### PROBLEM DESCRIPTION:
Your task is to print all of the data word for word.

Saved entries
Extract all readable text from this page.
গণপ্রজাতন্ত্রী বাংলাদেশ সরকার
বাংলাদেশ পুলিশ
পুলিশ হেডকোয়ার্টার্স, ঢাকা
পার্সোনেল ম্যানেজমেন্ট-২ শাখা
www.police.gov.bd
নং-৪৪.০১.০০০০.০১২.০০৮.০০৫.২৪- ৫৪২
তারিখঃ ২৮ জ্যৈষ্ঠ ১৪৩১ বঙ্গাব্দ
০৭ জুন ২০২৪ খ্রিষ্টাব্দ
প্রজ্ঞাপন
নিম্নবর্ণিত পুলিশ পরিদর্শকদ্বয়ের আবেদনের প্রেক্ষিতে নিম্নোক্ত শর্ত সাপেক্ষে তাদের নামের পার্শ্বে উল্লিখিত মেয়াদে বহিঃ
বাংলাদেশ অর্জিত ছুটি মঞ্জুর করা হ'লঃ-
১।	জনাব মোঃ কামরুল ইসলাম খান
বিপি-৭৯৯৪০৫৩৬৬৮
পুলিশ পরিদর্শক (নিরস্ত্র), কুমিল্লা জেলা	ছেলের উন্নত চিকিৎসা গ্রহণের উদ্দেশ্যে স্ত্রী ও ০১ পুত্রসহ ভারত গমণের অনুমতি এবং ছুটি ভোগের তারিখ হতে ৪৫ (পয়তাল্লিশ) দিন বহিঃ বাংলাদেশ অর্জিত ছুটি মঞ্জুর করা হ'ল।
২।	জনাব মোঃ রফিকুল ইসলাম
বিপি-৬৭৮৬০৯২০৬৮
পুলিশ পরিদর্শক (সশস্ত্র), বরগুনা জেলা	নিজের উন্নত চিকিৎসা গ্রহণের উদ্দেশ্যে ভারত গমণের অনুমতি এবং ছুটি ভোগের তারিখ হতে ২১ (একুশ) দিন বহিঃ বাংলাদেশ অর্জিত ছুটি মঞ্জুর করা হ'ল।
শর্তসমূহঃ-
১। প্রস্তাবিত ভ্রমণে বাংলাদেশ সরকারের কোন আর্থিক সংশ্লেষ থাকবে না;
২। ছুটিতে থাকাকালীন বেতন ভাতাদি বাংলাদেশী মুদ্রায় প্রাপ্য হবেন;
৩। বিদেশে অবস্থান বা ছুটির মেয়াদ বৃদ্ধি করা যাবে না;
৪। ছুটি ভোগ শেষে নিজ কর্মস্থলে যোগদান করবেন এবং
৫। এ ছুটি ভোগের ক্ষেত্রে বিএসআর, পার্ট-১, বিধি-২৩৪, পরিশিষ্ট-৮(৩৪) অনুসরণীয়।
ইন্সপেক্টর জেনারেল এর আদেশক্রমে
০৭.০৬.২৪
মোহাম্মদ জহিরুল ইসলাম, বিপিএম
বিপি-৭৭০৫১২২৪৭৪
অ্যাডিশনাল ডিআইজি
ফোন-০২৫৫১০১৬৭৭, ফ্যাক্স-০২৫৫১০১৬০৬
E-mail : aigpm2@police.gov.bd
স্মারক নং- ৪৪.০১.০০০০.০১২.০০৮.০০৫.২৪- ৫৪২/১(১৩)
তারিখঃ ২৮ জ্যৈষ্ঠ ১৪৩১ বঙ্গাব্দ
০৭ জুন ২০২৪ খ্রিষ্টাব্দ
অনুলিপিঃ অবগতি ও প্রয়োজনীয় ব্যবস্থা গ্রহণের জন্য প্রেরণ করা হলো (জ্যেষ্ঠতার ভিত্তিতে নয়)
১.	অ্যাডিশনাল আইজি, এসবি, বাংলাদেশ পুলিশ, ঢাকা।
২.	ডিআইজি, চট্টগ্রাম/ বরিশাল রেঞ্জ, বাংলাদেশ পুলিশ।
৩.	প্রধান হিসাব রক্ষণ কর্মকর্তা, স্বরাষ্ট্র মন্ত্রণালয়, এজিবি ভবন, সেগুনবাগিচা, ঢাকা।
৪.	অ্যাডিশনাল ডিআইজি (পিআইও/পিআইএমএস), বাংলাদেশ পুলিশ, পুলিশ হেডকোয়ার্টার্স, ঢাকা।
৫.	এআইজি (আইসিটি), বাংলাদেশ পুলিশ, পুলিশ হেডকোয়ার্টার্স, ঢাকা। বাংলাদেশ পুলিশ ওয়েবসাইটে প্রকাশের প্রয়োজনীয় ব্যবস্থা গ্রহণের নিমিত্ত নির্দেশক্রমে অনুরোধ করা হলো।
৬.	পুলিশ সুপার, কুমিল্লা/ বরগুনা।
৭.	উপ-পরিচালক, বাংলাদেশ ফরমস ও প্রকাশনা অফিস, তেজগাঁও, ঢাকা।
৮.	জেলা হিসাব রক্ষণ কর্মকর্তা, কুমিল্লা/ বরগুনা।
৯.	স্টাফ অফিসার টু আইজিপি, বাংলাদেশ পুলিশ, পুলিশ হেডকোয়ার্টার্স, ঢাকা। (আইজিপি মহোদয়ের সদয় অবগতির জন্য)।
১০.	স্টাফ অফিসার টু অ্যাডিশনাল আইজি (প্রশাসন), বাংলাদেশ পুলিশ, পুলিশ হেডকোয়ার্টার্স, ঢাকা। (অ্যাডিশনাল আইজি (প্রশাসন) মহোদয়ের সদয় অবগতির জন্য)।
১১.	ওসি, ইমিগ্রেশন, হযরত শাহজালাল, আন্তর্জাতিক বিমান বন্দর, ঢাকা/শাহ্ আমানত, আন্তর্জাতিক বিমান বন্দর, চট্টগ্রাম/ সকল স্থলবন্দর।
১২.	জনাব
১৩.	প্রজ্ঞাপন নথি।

### REPLY TO THE TASK:
Extract all readable text from this page.
গণপ্রজাতন্ত্রী বাংলাদেশ সরকার
বাংলাদেশ পুলিশ
পুলিশ হেডকোয়ার্টার্স, ঢাকা
পার্সোনেল ম্যানেজমেন্ট-২ শাখা
www.police.gov.bd
নং-৪৪.০১.০০০০.০১২.০০৮.০০৫.২৪- ৫৪২
তারিখঃ ২৮ জ্যৈষ্ঠ ১৪৩১ বঙ্গাব্দ
০৭ জুন ২০২৪ খ্রিষ্টাব্দ
প্রজ্ঞাপন
নিম্নবর্ণিত পুলিশ পরিদর্শকদ্বয়ের আবেদনের প্রেক্ষিতে নিম্নোক্ত শর্ত সাপেক্ষে তাদের নামের পার্শ্বে উল্লিখিত মেয়াদে বহিঃ
বাংলাদেশ অর্জিত ছুটি মঞ্জুর করা হ'লঃ-
১।	জনাব মোঃ কামরুল ইসলাম খান
বিপি-৭৯৯৪০৫৩৬৬৮
পুলিশ পরিদর্শক (নিরস্ত্র), কুমিল্লা জেলা	ছেলের উন্নত চিকিৎসা গ্রহণের উদ্দেশ্যে স্ত্রী ও ০১ পুত্রসহ ভারত গমণের অনুমতি এবং ছুটি ভোগের তারিখ হতে ৪৫ (পয়তাল্লিশ) দিন বহিঃ বাংলাদেশ অর্জিত ছুটি মঞ্জুর করা হ'ল।
২।	জনাব মোঃ রফিকুল ইসলাম
বিপি-৬৭৮৬০৯২০৬৮
পুলিশ পরিদর্শক (সশস্ত্র), বরগুনা জেলা	নিজের উন্নত চিকিৎসা গ্রহণের উদ্দেশ্যে ভারত গমণের অনুমতি এবং ছুটি ভোগের তারিখ হতে ২১ (একুশ) দিন বহিঃ বাংলাদেশ অর্জিত ছুটি মঞ্জুর করা হ'ল।
শর্তসমূহঃ-
১। প্রস্তাবিত ভ্রমণে বাংলাদেশ সরকারের কোন আর্থিক সংশ্লেষ থাকবে না;
২। ছুটিতে থাকাকালীন বেতন ভাতাদি বাংলাদেশী মুদ্রায় প্রাপ্য হবেন;
৩। বিদেশে অবস্থান বা ছুটির মেয়াদ বৃদ্ধি করা যাবে না;
৪। ছুটি ভোগ শেষে নিজ কর্মস্থলে যোগদান করবেন এবং
৫। এ ছুটি ভোগের ক্ষেত্রে বিএসআর, পার্ট-১, বিধি-২৩৪, পরিশিষ্ট-৮(৩৪) অনুসরণীয়।
ইন্সপেক্টর জেনারেল এর আদেশক্রমে
০৭.০৬.২৪
মোহাম্মদ জহিরুল ইসলাম, বিপিএম
বিপি-৭৭০৫১২২৪৭৪
অ্যাডিশনাল ডিআইজি
ফোন-০২৫৫১০১৬৭৭, ফ্যাক্স-০২৫৫১০১৬০৬
E-mail : aigpm2@police.gov.bd
স্মারক নং- ৪৪.০১.০০০০.০১২.০০৮.০০৫.২৪- ৫৪২/১(১৩)
তারিখঃ ২৮ জ্যৈষ্ঠ ১৪৩১ বঙ্গাব্দ
০৭ জুন ২০২৪ খ্রিষ্টাব্দ
অনুলিপিঃ অবগতি ও প্রয়োজনীয় ব্যবস্থা গ্রহণের জন্য প্রেরণ করা হলো (জ্যেষ্ঠতার ভিত্তিতে নয়)
১.	অ্যাডিশনাল আইজি, এসবি, বাংলাদেশ পুলিশ, ঢাকা।
২.	ডিআইজি, চট্টগ্রাম/ বরিশাল রেঞ্জ, বাংলাদেশ পুলিশ।
৩.	প্রধান হিসাব রক্ষণ কর্মকর্তা, স্বরাষ্ট্র মন্ত্রণালয়, এজিবি ভবন, সেগুনবাগিচা, ঢাকা।
৪.	অ্যাডিশনাল ডিআইজি (পিআইও/পিআইএমএস), বাংলাদেশ পুলিশ, পুলিশ হেডকোয়ার্টার্স, ঢাকা।
৫.	এআইজি (আইসিটি), বাংলাদেশ পুলিশ, পুলিশ হেডকোয়ার্টার্স, ঢাকা। বাংলাদেশ পুলিশ ওয়েবসাইটে প্রকাশের প্রয়োজনীয় ব্যবস্থা গ্রহণের নিমিত্ত নির্দেশক্রমে অনুরোধ করা হলো।
৬.	পুলিশ সুপার, কুমিল্লা/ বরগুনা।
৭.	উপ-পরিচালক, বাংলাদেশ ফরমস ও প্রকাশনা অফিস, তেজগাঁও, ঢাকা।
৮.	জেলা হিসাব রক্ষণ কর্মকর্তা, কুমিল্লা/ বরগুনা।
৯.	স্টাফ অফিসার টু আইজিপি, বাংলাদেশ পুলিশ, পুলিশ হেডকোয়ার্টার্স, ঢাকা। (আইজিপি মহোদয়ের সদয় অবগতির জন্য)।
১০.	স্টাফ অফিসার টু অ্যাডিশনাল আইজি (প্রশাসন), বাংলাদেশ পুলিশ, পুলিশ হেডকোয়ার্টার্স, ঢাকা। (অ্যাডিশনাল আইজি (প্রশাসন) মহোদয়ের সদয় অবগতির জন্য)।
১১.	ওসি, ইমিগ্রেশন, হযরত শাহজালাল, আন্তর্জাতিক বিমান বন্দর, ঢাকা/শাহ্ আমানত, আন্তর্জাতিক বিমান বন্দর, চট্টগ্রাম/ সকল স্থলবন্দর।
১২.	জনাব
১৩.	প্রজ্ঞাপন নথি।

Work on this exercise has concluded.